-- Required work --
Check the listing below for lines with the word "Externa" and say how many there are, with nothing but the number.

Begin Records to process

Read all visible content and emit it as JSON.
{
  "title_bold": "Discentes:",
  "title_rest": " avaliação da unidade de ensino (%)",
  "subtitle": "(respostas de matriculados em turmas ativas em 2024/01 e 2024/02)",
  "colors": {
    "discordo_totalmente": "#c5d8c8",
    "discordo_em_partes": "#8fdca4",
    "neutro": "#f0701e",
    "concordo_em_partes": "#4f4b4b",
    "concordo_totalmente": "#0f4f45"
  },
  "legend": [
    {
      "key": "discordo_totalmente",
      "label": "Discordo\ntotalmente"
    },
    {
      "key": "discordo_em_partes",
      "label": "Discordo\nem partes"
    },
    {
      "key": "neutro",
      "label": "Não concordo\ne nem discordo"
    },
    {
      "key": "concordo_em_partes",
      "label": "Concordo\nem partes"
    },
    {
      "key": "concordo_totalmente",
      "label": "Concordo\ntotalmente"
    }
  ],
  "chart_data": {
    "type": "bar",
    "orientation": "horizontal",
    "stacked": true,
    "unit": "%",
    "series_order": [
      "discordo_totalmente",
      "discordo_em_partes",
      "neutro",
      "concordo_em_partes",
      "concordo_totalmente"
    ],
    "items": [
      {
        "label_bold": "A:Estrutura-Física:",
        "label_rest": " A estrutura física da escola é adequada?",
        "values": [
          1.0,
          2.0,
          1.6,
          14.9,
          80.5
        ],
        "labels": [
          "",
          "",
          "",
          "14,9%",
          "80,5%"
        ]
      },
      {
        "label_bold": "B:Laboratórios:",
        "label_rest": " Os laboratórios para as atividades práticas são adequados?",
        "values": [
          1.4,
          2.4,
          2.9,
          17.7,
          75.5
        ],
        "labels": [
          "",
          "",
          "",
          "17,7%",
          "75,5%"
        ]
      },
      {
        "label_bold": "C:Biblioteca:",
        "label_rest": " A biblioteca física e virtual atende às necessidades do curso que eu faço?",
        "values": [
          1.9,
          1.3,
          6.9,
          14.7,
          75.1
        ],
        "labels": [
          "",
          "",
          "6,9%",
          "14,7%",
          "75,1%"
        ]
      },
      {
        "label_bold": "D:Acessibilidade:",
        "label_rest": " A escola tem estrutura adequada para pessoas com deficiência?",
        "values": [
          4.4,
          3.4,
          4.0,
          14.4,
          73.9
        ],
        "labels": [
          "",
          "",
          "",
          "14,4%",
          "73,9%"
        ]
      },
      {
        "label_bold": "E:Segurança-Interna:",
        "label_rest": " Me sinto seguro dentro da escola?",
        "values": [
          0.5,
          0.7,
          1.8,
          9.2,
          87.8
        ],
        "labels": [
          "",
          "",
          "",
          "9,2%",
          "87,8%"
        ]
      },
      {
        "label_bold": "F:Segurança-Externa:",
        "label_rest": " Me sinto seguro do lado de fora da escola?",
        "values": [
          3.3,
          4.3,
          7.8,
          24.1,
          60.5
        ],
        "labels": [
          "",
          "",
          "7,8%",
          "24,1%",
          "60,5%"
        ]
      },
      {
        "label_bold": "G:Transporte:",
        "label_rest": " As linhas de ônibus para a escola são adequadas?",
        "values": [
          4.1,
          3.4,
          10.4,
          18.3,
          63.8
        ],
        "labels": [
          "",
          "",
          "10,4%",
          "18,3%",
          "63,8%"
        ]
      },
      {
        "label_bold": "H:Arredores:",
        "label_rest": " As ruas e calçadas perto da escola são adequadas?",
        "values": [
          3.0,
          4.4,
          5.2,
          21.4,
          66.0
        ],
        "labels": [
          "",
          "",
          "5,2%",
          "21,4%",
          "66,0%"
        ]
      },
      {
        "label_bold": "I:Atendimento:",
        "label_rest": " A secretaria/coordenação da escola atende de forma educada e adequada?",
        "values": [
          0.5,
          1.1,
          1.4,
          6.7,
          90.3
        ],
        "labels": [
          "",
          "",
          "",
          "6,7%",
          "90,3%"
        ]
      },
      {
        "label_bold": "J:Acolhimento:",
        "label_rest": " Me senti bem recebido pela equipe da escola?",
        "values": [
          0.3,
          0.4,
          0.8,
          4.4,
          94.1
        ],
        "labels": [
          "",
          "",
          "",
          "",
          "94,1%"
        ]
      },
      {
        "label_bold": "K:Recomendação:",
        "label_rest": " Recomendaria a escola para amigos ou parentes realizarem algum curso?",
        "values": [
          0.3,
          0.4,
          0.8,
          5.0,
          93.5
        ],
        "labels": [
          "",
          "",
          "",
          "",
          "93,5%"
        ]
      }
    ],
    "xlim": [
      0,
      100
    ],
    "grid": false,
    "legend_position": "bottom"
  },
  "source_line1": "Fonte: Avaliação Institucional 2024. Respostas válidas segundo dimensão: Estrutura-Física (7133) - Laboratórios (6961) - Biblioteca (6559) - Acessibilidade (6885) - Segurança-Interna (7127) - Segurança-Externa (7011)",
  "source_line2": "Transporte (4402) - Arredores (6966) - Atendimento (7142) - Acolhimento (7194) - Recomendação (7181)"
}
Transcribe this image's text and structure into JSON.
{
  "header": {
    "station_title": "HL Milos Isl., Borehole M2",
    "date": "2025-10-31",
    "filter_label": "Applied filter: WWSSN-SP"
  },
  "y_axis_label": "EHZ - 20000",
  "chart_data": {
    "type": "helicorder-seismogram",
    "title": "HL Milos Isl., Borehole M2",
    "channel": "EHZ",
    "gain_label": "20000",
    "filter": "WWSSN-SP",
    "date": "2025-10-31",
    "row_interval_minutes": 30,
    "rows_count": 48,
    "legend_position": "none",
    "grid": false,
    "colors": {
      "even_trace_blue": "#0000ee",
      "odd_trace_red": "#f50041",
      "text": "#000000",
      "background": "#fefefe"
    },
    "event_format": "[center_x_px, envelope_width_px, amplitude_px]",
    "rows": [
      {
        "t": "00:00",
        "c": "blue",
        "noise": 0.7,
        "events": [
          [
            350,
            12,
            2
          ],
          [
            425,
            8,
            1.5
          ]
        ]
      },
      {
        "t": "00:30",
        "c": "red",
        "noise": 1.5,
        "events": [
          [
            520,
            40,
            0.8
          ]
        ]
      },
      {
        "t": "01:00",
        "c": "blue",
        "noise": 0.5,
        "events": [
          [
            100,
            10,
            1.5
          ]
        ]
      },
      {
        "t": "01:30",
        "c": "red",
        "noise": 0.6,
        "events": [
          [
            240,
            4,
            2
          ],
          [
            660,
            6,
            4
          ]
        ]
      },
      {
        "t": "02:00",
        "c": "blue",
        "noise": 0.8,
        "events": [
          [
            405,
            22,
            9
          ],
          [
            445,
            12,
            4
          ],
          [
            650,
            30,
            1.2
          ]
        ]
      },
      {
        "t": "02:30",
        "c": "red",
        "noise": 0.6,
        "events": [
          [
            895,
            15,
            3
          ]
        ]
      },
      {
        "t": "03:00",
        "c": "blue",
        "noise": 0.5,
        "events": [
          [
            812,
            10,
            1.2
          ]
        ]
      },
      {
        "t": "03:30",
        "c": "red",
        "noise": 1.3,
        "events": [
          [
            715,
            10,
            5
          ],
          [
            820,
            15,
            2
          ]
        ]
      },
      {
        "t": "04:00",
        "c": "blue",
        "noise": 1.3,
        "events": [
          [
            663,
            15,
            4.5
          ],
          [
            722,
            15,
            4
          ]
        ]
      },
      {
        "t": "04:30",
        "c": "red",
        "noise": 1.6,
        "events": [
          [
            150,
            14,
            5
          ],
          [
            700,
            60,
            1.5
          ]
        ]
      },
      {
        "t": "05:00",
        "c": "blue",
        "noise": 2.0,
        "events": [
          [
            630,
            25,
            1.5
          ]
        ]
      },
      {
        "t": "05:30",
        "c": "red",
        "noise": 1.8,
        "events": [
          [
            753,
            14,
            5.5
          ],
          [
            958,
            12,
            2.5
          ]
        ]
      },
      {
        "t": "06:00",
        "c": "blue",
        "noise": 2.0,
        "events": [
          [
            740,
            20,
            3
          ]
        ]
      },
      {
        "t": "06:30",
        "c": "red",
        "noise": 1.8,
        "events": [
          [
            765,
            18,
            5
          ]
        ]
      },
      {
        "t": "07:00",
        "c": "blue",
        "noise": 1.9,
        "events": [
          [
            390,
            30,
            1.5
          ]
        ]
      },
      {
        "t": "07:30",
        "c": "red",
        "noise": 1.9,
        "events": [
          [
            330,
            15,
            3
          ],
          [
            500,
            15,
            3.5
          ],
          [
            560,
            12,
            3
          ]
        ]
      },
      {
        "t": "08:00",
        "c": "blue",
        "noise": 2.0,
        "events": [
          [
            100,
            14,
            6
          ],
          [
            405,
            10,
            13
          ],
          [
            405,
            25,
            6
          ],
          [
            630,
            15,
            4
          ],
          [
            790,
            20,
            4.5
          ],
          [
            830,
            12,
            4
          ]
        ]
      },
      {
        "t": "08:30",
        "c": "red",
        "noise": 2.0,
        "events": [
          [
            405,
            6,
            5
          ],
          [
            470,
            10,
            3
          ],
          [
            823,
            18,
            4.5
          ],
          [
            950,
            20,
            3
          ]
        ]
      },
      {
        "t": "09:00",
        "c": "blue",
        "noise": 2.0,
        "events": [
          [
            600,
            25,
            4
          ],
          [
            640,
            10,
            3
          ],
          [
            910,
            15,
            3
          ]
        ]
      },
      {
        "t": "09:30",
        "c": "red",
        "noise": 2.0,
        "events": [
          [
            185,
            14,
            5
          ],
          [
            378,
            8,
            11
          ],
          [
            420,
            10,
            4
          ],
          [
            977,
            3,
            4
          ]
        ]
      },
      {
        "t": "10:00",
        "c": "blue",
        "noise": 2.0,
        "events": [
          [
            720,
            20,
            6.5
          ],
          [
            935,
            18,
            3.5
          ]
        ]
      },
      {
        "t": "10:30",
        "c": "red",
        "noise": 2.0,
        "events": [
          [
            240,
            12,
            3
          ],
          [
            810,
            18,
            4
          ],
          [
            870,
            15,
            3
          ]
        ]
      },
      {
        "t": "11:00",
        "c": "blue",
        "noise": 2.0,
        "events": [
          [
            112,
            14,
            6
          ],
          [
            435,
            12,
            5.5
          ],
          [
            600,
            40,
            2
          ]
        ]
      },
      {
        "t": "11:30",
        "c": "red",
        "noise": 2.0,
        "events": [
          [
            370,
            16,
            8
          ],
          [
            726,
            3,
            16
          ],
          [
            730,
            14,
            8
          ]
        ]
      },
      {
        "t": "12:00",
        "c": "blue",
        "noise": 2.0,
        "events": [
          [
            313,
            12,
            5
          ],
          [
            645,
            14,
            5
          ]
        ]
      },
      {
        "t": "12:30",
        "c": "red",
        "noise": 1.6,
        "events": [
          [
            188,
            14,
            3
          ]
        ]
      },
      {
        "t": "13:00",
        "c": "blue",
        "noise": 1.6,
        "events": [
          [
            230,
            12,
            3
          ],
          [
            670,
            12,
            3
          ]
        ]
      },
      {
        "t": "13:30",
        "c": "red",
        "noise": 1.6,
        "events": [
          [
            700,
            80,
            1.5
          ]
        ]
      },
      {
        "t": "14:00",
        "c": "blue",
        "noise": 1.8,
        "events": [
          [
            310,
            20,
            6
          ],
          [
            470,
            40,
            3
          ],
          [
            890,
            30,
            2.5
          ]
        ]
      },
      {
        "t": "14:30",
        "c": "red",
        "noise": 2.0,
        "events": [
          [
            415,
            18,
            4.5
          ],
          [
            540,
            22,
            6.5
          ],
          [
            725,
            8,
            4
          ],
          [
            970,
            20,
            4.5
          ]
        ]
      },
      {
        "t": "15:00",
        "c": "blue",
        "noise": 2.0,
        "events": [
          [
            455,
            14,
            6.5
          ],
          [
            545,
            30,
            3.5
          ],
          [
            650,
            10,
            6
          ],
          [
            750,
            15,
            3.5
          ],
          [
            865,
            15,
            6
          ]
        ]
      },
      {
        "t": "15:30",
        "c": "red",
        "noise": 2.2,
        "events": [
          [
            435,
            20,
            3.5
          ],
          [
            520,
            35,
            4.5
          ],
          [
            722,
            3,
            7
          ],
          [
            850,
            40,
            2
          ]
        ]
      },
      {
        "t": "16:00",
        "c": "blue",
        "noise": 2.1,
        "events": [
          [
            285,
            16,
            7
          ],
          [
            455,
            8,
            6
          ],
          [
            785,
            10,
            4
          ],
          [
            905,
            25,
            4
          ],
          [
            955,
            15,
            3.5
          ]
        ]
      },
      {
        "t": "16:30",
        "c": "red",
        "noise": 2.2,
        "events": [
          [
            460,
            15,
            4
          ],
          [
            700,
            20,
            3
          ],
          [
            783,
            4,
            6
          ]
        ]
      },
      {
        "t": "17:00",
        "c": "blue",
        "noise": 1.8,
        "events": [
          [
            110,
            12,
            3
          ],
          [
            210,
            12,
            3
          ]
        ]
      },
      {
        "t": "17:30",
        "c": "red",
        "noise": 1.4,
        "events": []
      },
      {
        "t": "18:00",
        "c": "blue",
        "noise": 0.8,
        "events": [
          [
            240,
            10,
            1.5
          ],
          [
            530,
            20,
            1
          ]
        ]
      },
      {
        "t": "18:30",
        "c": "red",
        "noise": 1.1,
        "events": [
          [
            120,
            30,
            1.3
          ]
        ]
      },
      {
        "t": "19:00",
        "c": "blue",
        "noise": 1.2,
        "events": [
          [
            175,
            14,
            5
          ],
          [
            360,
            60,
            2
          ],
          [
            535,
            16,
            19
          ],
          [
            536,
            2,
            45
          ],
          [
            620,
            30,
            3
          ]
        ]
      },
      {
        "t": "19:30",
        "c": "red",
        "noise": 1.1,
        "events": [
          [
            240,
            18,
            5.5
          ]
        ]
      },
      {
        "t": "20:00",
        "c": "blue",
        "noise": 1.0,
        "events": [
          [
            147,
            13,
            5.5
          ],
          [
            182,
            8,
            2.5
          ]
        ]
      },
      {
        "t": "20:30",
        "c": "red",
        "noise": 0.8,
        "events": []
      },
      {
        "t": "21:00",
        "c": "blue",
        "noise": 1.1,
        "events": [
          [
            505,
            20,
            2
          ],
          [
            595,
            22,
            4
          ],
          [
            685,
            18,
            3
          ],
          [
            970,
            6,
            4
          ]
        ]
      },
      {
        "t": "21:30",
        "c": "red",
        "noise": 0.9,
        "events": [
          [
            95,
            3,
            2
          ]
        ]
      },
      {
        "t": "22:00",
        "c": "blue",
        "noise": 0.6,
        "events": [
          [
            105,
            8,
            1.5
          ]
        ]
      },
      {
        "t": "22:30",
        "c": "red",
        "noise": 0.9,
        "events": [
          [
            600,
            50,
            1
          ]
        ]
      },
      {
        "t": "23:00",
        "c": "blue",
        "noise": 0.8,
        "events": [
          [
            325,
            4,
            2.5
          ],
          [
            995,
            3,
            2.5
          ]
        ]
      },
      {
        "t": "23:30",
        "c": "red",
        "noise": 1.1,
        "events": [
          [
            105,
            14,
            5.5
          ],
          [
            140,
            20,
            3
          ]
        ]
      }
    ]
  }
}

End Records to process

-- Task answer --
2